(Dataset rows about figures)

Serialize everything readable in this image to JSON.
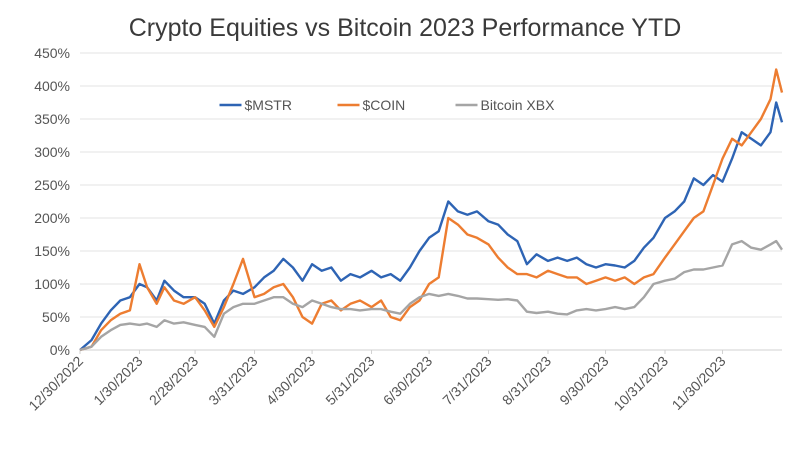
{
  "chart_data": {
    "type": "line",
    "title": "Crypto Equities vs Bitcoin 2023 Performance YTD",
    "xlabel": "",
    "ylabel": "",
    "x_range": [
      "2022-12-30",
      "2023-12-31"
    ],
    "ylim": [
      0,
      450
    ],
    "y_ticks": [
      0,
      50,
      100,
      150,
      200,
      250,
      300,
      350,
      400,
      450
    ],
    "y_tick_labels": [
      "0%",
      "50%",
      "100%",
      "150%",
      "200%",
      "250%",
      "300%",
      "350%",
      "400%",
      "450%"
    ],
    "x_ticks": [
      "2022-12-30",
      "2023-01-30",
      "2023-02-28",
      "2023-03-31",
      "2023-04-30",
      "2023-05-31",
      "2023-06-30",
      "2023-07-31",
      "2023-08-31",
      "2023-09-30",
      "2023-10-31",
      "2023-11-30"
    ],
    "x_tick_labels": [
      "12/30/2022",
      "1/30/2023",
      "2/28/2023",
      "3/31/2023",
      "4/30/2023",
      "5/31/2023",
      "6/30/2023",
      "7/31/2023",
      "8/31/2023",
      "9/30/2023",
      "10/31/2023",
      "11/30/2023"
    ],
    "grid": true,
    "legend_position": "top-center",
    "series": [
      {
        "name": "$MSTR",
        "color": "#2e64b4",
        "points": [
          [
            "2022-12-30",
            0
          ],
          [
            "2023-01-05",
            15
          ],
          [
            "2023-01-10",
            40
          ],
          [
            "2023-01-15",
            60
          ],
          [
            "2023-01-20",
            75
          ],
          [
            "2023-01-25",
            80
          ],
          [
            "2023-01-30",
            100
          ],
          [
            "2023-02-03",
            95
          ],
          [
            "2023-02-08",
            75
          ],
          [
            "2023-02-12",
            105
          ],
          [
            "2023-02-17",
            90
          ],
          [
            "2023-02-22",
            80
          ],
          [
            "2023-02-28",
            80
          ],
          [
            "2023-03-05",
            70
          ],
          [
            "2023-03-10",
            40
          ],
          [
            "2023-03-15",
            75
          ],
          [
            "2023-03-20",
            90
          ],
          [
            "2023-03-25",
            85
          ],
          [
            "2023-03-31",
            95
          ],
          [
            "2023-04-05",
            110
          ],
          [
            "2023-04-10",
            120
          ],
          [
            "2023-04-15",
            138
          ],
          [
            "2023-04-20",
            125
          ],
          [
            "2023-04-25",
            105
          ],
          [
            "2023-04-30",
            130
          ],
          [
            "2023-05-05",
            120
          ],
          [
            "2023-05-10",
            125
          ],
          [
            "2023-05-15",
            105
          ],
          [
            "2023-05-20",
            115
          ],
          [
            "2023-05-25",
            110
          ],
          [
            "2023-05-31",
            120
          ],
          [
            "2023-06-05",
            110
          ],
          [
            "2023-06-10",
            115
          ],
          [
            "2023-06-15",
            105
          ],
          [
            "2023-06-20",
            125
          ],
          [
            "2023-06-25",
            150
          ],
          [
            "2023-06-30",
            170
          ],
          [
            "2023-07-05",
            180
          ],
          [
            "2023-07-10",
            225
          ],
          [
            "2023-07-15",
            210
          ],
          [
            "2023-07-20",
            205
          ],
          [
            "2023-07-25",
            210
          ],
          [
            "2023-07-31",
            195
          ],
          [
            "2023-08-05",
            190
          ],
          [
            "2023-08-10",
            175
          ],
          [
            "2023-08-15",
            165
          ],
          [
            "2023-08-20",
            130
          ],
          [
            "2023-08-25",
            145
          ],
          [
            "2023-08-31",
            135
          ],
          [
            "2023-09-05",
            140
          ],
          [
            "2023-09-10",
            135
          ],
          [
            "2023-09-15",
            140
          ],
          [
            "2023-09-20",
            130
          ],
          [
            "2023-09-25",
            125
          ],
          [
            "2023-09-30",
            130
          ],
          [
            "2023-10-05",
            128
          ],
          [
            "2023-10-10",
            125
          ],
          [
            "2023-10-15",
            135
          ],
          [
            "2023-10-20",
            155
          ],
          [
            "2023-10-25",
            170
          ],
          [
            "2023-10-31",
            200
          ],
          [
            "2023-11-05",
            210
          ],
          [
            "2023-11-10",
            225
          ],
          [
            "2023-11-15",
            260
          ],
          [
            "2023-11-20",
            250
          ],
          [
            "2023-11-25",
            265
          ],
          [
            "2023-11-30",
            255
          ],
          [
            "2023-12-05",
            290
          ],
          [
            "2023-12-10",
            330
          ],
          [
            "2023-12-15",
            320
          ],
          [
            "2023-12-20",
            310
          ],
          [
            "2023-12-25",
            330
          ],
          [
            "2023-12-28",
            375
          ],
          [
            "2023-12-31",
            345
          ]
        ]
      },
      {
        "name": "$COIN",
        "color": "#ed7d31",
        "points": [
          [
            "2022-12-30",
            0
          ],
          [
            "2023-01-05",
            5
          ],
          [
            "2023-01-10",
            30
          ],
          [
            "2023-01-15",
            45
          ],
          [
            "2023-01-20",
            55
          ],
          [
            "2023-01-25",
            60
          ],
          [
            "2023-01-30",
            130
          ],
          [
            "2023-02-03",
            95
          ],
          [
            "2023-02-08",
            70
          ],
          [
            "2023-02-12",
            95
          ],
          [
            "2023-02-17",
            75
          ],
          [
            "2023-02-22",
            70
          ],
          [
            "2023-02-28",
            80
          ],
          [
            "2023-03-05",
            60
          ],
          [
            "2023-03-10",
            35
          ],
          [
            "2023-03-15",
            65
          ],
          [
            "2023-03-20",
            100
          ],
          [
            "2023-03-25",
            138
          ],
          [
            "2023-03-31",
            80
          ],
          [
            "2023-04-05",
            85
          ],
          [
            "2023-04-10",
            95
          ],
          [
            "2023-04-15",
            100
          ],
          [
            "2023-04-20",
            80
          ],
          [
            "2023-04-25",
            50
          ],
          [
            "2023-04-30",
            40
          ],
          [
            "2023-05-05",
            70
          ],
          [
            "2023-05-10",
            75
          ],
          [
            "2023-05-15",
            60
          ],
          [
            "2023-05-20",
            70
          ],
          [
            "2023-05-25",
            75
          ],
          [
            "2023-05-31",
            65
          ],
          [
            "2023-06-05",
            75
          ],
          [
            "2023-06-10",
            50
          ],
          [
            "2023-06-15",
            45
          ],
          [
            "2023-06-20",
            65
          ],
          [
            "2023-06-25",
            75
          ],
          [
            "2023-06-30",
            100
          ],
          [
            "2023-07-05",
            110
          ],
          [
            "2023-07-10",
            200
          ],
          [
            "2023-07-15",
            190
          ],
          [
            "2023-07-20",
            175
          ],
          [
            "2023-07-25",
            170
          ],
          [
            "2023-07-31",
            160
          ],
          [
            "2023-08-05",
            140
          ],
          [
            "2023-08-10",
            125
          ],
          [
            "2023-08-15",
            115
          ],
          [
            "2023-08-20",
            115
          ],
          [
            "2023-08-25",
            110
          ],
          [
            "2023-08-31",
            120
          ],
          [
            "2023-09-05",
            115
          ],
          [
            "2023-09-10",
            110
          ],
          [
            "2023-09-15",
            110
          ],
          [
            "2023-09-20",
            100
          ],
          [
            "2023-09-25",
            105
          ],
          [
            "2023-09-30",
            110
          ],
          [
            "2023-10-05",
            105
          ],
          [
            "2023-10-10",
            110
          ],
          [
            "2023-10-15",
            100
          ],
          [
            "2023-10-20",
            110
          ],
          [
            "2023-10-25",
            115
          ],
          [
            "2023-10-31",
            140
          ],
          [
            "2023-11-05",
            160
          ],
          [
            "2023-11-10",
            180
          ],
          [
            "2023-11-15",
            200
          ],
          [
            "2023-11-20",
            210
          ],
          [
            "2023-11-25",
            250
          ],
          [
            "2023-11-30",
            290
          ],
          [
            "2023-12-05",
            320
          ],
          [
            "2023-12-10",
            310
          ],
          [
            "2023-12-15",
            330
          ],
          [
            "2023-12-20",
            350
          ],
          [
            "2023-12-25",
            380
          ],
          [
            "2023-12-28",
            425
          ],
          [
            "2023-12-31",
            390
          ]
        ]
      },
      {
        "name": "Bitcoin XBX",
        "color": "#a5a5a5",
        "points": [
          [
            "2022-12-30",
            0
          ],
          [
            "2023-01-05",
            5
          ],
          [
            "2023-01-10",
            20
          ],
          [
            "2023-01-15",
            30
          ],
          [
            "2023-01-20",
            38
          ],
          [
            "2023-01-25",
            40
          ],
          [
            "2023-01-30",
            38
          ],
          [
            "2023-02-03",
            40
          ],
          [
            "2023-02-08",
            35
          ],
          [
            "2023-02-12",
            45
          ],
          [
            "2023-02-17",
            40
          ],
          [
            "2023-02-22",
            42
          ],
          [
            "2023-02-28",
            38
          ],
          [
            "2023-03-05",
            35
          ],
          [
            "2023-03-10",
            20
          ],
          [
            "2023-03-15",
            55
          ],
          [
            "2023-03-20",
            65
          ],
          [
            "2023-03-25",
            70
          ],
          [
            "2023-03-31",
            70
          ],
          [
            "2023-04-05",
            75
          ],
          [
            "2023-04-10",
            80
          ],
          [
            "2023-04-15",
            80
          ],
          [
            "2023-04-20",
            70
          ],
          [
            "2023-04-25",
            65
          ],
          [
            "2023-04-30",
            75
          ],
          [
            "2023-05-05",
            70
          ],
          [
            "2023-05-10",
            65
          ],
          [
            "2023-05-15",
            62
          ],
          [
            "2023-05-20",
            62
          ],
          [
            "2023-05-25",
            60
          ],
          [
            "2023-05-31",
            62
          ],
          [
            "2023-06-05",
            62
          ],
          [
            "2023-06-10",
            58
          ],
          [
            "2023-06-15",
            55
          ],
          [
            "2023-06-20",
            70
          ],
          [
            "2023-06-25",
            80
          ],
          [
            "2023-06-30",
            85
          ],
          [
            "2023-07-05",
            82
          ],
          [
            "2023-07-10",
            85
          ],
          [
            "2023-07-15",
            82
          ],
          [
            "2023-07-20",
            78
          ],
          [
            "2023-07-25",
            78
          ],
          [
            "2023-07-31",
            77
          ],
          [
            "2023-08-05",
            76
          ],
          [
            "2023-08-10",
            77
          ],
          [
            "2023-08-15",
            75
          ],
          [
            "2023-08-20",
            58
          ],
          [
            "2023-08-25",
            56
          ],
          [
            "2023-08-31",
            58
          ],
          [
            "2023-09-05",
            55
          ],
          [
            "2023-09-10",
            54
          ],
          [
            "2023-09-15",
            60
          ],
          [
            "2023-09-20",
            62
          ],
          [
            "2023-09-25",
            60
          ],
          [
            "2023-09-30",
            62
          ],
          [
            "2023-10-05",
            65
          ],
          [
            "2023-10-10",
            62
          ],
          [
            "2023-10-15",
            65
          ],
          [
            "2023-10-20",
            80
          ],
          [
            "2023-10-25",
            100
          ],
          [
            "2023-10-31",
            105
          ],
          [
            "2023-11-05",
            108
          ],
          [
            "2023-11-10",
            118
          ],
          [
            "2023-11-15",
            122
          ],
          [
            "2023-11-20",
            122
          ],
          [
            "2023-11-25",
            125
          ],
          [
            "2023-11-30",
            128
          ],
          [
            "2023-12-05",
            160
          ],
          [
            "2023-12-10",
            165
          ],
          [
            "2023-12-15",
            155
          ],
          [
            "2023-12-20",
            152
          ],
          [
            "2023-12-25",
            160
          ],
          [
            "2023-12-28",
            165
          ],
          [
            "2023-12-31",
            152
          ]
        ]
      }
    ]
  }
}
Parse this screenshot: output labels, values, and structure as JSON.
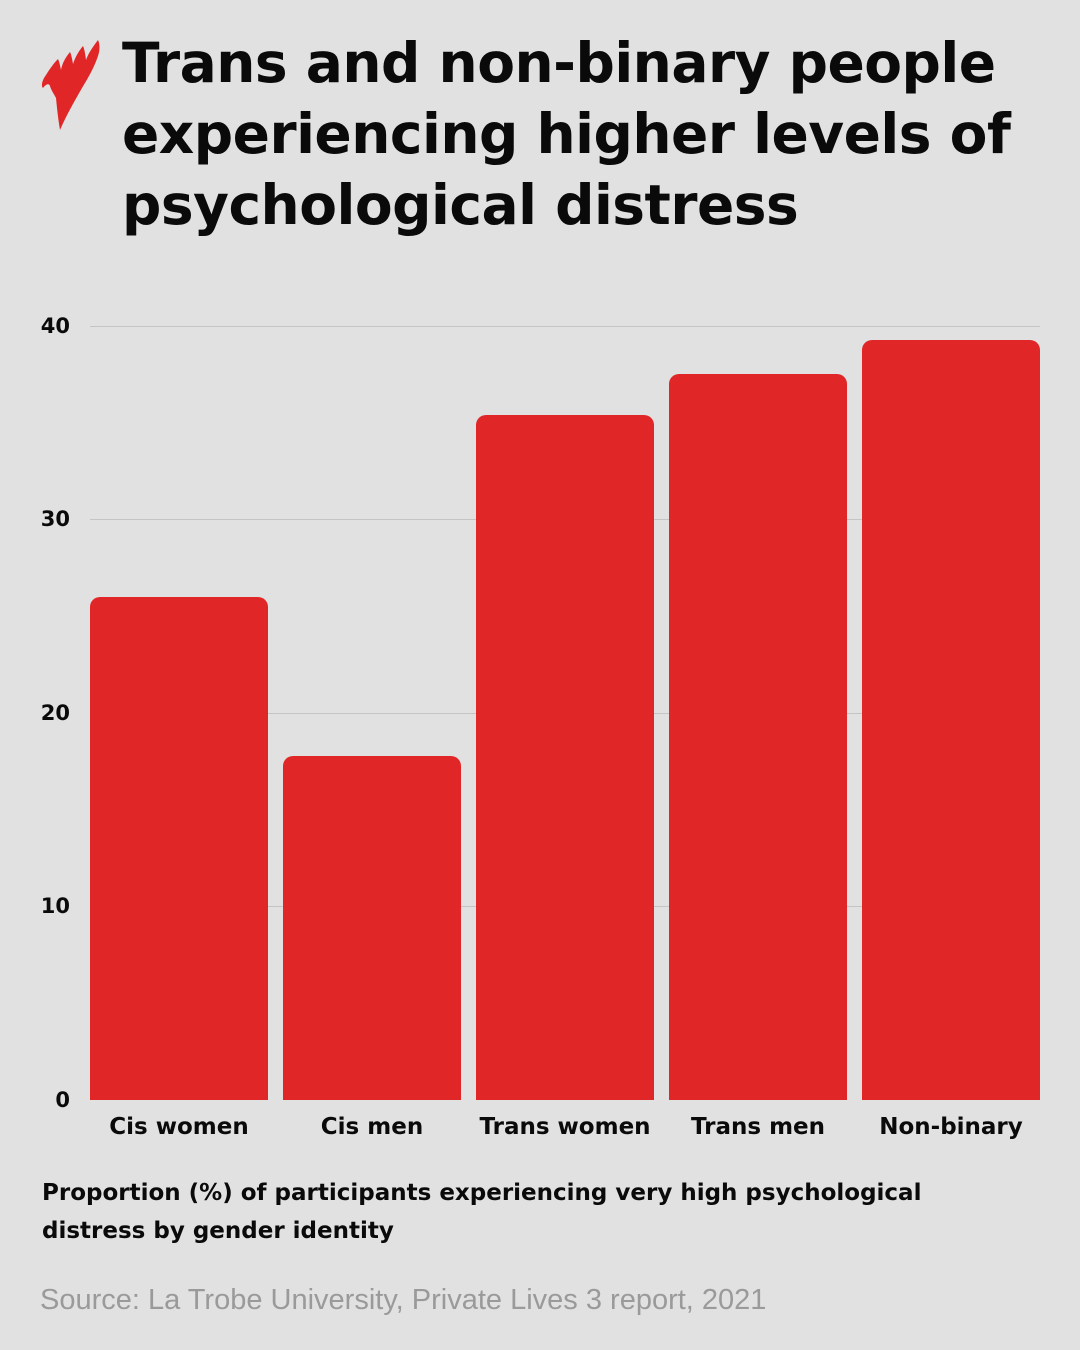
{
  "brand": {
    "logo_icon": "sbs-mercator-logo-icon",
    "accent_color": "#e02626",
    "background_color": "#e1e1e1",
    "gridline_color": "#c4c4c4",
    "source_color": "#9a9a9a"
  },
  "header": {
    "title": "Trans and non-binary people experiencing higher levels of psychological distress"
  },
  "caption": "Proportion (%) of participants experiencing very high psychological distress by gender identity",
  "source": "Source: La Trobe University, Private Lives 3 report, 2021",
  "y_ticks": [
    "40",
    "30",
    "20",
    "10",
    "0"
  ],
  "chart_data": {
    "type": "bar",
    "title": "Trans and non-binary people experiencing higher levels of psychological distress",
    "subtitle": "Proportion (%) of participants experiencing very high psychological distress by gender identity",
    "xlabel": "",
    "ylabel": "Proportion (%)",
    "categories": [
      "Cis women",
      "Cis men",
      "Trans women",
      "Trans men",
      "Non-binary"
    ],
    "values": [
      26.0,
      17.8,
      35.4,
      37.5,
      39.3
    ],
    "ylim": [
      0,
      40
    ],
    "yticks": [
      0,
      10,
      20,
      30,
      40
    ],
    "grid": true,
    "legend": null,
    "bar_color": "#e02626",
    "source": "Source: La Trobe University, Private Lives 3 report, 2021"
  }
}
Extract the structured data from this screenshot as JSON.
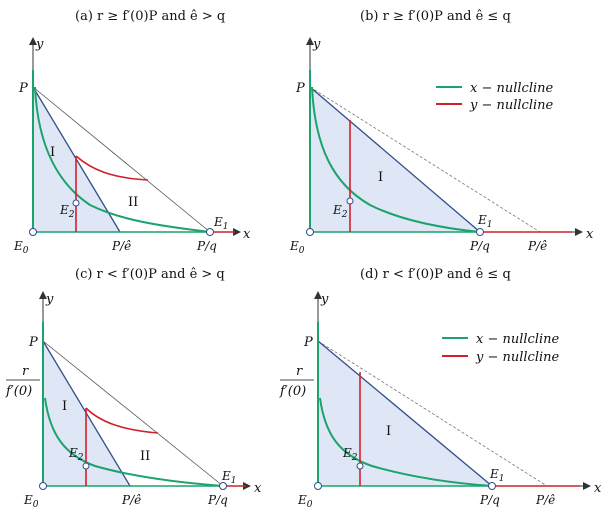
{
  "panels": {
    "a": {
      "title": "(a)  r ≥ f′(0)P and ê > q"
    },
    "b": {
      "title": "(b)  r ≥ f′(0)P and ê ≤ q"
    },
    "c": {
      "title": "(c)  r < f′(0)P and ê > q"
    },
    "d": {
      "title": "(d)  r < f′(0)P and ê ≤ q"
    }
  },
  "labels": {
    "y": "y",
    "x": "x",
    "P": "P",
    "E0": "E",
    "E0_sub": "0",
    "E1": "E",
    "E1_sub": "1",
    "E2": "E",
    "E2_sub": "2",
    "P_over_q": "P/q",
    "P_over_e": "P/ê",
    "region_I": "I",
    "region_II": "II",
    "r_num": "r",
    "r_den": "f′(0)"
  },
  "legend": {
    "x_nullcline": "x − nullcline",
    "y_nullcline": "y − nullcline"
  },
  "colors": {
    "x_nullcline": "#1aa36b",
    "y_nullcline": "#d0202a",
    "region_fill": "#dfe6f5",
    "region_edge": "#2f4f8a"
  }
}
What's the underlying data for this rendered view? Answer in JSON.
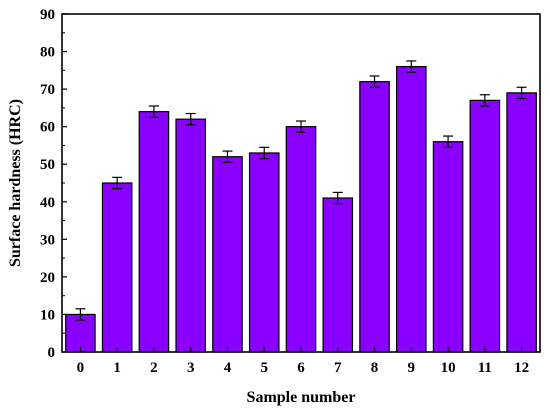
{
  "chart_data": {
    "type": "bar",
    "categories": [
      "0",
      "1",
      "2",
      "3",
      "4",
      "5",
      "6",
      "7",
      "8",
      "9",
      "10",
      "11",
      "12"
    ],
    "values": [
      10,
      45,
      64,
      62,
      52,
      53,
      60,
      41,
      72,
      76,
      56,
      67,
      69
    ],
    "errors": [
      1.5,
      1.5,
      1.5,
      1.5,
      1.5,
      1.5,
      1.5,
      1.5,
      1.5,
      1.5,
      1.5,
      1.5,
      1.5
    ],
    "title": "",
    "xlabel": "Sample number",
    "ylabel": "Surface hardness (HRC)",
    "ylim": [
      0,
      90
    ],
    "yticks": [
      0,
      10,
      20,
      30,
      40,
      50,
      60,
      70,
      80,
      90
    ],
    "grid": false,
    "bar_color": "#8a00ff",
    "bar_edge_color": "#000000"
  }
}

→ Problem to solve: Note each line of the entries that has "Proportion" in it, and copy those lines.

→ Written answer:
  "caption": "Proportion (%) of participants experiencing very high psychological distress by gender identity",
    "subtitle": "Proportion (%) of participants experiencing very high psychological distress by gender identity",
    "ylabel": "Proportion (%)",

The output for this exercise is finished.